Written problem
Print out the entries below with no edits.
==== Records provided ====
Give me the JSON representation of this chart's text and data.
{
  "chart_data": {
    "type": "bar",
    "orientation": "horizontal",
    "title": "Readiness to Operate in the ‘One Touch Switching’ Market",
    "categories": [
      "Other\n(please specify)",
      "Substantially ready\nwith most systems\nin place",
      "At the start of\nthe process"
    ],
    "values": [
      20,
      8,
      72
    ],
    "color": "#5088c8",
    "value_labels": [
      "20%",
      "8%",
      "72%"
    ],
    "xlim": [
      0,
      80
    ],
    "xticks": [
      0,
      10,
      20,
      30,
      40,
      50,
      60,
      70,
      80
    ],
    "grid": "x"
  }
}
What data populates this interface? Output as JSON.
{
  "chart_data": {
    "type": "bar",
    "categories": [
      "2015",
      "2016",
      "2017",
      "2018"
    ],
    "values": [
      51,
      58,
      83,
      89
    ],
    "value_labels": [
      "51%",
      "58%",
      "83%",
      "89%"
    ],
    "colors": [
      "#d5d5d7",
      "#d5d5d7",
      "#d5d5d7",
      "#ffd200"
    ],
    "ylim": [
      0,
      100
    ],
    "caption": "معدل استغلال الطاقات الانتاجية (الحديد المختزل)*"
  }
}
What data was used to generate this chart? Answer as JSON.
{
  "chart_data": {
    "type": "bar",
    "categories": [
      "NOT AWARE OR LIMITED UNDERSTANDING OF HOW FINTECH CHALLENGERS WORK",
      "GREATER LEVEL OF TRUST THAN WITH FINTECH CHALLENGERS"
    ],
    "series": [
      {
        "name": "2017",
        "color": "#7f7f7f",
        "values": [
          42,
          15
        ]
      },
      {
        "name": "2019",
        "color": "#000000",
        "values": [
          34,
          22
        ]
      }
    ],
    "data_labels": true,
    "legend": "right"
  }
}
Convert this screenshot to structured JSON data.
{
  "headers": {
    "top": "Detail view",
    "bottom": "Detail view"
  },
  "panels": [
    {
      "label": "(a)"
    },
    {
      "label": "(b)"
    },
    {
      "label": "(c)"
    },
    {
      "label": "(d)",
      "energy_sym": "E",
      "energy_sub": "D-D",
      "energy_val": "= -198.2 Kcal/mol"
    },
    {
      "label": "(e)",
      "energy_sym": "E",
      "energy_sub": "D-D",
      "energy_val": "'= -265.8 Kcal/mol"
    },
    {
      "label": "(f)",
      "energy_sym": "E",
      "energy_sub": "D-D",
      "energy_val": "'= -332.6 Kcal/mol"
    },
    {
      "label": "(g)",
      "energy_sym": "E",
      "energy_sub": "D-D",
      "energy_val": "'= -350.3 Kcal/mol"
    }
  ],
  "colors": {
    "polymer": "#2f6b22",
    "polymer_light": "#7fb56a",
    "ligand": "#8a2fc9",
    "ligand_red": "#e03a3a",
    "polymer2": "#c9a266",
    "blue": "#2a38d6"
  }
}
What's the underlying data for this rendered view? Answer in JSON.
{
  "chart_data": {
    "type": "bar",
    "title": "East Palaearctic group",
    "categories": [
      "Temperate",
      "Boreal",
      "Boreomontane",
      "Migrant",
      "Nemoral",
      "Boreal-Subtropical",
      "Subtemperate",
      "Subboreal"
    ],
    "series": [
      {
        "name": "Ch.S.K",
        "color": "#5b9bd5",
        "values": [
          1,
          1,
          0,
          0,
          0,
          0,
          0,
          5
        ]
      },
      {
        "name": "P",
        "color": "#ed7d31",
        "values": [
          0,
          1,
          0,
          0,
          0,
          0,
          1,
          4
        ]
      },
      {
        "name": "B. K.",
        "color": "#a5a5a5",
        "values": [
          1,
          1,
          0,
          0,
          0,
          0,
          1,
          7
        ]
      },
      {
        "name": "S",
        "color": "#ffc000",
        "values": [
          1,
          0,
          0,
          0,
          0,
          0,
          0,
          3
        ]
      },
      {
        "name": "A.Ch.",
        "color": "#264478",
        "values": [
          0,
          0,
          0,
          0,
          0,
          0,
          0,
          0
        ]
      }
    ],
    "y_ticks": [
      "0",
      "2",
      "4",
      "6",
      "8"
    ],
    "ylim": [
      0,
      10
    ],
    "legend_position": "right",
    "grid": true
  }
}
====
Written response
Give me the JSON representation of this chart's text and data.
{
  "chart_data": {
    "type": "bar",
    "orientation": "horizontal",
    "title": "Readiness to Operate in the ‘One Touch Switching’ Market",
    "categories": [
      "Other\n(please specify)",
      "Substantially ready\nwith most systems\nin place",
      "At the start of\nthe process"
    ],
    "values": [
      20,
      8,
      72
    ],
    "color": "#5088c8",
    "value_labels": [
      "20%",
      "8%",
      "72%"
    ],
    "xlim": [
      0,
      80
    ],
    "xticks": [
      0,
      10,
      20,
      30,
      40,
      50,
      60,
      70,
      80
    ],
    "grid": "x"
  }
}
What data populates this interface? Output as JSON.
{
  "chart_data": {
    "type": "bar",
    "categories": [
      "2015",
      "2016",
      "2017",
      "2018"
    ],
    "values": [
      51,
      58,
      83,
      89
    ],
    "value_labels": [
      "51%",
      "58%",
      "83%",
      "89%"
    ],
    "colors": [
      "#d5d5d7",
      "#d5d5d7",
      "#d5d5d7",
      "#ffd200"
    ],
    "ylim": [
      0,
      100
    ],
    "caption": "معدل استغلال الطاقات الانتاجية (الحديد المختزل)*"
  }
}
What data was used to generate this chart? Answer as JSON.
{
  "chart_data": {
    "type": "bar",
    "categories": [
      "NOT AWARE OR LIMITED UNDERSTANDING OF HOW FINTECH CHALLENGERS WORK",
      "GREATER LEVEL OF TRUST THAN WITH FINTECH CHALLENGERS"
    ],
    "series": [
      {
        "name": "2017",
        "color": "#7f7f7f",
        "values": [
          42,
          15
        ]
      },
      {
        "name": "2019",
        "color": "#000000",
        "values": [
          34,
          22
        ]
      }
    ],
    "data_labels": true,
    "legend": "right"
  }
}
Convert this screenshot to structured JSON data.
{
  "headers": {
    "top": "Detail view",
    "bottom": "Detail view"
  },
  "panels": [
    {
      "label": "(a)"
    },
    {
      "label": "(b)"
    },
    {
      "label": "(c)"
    },
    {
      "label": "(d)",
      "energy_sym": "E",
      "energy_sub": "D-D",
      "energy_val": "= -198.2 Kcal/mol"
    },
    {
      "label": "(e)",
      "energy_sym": "E",
      "energy_sub": "D-D",
      "energy_val": "'= -265.8 Kcal/mol"
    },
    {
      "label": "(f)",
      "energy_sym": "E",
      "energy_sub": "D-D",
      "energy_val": "'= -332.6 Kcal/mol"
    },
    {
      "label": "(g)",
      "energy_sym": "E",
      "energy_sub": "D-D",
      "energy_val": "'= -350.3 Kcal/mol"
    }
  ],
  "colors": {
    "polymer": "#2f6b22",
    "polymer_light": "#7fb56a",
    "ligand": "#8a2fc9",
    "ligand_red": "#e03a3a",
    "polymer2": "#c9a266",
    "blue": "#2a38d6"
  }
}
What's the underlying data for this rendered view? Answer in JSON.
{
  "chart_data": {
    "type": "bar",
    "title": "East Palaearctic group",
    "categories": [
      "Temperate",
      "Boreal",
      "Boreomontane",
      "Migrant",
      "Nemoral",
      "Boreal-Subtropical",
      "Subtemperate",
      "Subboreal"
    ],
    "series": [
      {
        "name": "Ch.S.K",
        "color": "#5b9bd5",
        "values": [
          1,
          1,
          0,
          0,
          0,
          0,
          0,
          5
        ]
      },
      {
        "name": "P",
        "color": "#ed7d31",
        "values": [
          0,
          1,
          0,
          0,
          0,
          0,
          1,
          4
        ]
      },
      {
        "name": "B. K.",
        "color": "#a5a5a5",
        "values": [
          1,
          1,
          0,
          0,
          0,
          0,
          1,
          7
        ]
      },
      {
        "name": "S",
        "color": "#ffc000",
        "values": [
          1,
          0,
          0,
          0,
          0,
          0,
          0,
          3
        ]
      },
      {
        "name": "A.Ch.",
        "color": "#264478",
        "values": [
          0,
          0,
          0,
          0,
          0,
          0,
          0,
          0
        ]
      }
    ],
    "y_ticks": [
      "0",
      "2",
      "4",
      "6",
      "8"
    ],
    "ylim": [
      0,
      10
    ],
    "legend_position": "right",
    "grid": true
  }
}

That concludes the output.